Your task
In the library documentation below, translate this sentence into Spanish: "Note: For examples in other frameworks (PyTorch, Keras, TensorFlow, Linen), see the examples/ directory."

Given passage
BEGIN
DropConnect Regularization

# Enable DropConnect for regularization
layer_with_dropout = YatNMN(
    in_features=128,
    out_features=64,
    use_dropconnect=True,
    drop_rate=0.2,  # 20% dropout on weights
    rngs=nnx.Rngs(params=jax.random.key(9), dropout=jax.random.key(10))
)

# Training mode (with dropout)
x_train = jax.random.normal(jax.random.key(11), (32, 128))
y_train = layer_with_dropout(x_train, deterministic=False)

# Inference mode (no dropout)
x_test = jax.random.normal(jax.random.key(12), (32, 128))
y_test = layer_with_dropout(x_test, deterministic=True)

Note: For examples in other frameworks (PyTorch, Keras, TensorFlow, Linen), see the examples/ directory.

Examples and Documentation

The examples/ directory contains comprehensive, production-ready examples for all supported frameworks:

📁 Directory Structure

examples/
├── nnx/                    # Flax NNX (most feature-complete)
│   ├── vision/
│   │   └── cnn_cifar.py    # Complete CNN training on CIFAR-10
│   └── language/
│       └── mingpt.py        # GPT implementation with Yat layers
├── torch/                   # PyTorch examples
│   ├── yat_examples.py      # Basic usage patterns
│   ├── yat_cifar10.py       # CIFAR-10 training
│   └── vision/
│       └── resnet_training.py  # ResNet with Yat layers
├── keras/                   # Keras examples
│   ├── basic_usage.py       # Getting started
│   ├── vision_cifar10.py    # Image classification
│   └── language_imdb.py     # Text classification
├── tensorflow/              # TensorFlow examples
│   ├── basic_usage.py
│   ├── vision_cifar10.py
│   └── language_imdb.py
├── linen/                   # Flax Linen examples
│   └── basic_usage.py
└── comparative/             # Framework comparisons
    └── framework_comparison.py  # Side-by-side comparison

🚀 Quick Start Examples

Check Framework Availability:

python examples/comparative/framework_comparison.py

Train Vision Model:

# PyTorch - CIFAR-10 with Yat convolutions
python examples/torch/yat_cifar10.py

# Keras - CIFAR-10 classification
python examples/keras/vision_cifar10.py

# Flax NNX - Full CNN with data augmentation
python examples/nnx/vision/cnn_cifar.py

Natural Language Processing:

# GPT-style language model (Flax NNX)
python examples/nnx/language/mingpt.py

# Sentiment analysis (Keras)
python examples/keras/language_imdb.py

Basic Usage Patterns:

# PyTorch introduction
python examples/torch/yat_examples.py

# Keras getting started
python examples/keras/basic_usage.py

📚 Example Features

Each example includes:

Complete training loops with metrics tracking
Data loading and preprocessing using standard datasets
Model architecture definitions with Yat layers
Hyperparameter configurations and best practices
Evaluation and visualization code
Documentation explaining design choices

🎯 Real-World Applications

The examples demonstrate:

Computer Vision: Image classification, feature extraction, CNNs
Natural Language Processing: Language modeling, sentiment analysis, attention mechanisms
Regularization: DropConnect, weight decay, data augmentation
Optimization: Learning rate schedules, gradient clipping, optimizer tuning
Production Patterns: Model checkpointing, logging, reproducibility

Testing

The library includes a comprehensive test suite with high code coverage:

Running Tests

# Install test dependencies
pip install "nmn[test]"
END
Raw data
BEGIN
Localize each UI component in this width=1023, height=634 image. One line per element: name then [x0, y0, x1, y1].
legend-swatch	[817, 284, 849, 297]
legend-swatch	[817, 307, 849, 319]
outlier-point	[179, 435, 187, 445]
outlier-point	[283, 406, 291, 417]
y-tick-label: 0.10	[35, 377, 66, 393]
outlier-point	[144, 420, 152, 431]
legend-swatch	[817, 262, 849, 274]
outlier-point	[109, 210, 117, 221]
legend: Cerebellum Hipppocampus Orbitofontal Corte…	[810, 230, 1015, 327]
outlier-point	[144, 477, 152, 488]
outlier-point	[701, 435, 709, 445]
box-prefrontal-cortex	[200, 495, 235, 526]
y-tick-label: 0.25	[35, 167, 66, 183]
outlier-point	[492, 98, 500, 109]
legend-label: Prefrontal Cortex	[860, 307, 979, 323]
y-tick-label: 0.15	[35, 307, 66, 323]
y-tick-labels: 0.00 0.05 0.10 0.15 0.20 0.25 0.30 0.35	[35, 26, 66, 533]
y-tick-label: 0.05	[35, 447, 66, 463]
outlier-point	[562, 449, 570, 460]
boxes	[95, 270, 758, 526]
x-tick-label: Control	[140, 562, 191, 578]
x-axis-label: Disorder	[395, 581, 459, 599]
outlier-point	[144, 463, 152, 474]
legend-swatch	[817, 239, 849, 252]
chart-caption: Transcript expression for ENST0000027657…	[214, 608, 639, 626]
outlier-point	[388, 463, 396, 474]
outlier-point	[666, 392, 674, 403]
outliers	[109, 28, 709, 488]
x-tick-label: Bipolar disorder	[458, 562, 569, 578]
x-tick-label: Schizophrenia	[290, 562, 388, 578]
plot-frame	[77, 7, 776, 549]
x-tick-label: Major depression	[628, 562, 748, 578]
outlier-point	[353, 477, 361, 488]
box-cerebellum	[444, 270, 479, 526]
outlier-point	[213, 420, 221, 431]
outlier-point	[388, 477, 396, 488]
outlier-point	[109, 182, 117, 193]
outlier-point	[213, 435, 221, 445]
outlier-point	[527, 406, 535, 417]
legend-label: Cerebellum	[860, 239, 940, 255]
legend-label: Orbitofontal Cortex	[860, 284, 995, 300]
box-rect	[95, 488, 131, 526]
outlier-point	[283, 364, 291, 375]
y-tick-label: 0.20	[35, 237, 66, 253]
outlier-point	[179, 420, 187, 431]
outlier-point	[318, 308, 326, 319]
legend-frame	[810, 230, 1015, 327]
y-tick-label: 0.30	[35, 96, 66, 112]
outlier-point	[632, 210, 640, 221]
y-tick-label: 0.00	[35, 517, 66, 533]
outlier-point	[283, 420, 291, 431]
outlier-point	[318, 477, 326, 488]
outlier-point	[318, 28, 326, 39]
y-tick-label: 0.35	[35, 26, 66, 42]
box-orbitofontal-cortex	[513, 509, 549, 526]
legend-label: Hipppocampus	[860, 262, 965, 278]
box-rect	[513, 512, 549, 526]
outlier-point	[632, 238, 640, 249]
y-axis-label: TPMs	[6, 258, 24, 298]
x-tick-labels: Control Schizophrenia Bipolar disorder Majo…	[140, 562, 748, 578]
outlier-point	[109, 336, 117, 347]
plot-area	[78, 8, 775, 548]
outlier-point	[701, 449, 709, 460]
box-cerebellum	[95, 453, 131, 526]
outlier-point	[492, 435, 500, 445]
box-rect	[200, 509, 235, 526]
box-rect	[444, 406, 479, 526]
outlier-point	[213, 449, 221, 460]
END
Solution to this task
Nota: Para ver ejemplos en otros frameworks (PyTorch, Keras, TensorFlow, Linen), consulte el directorio examples/.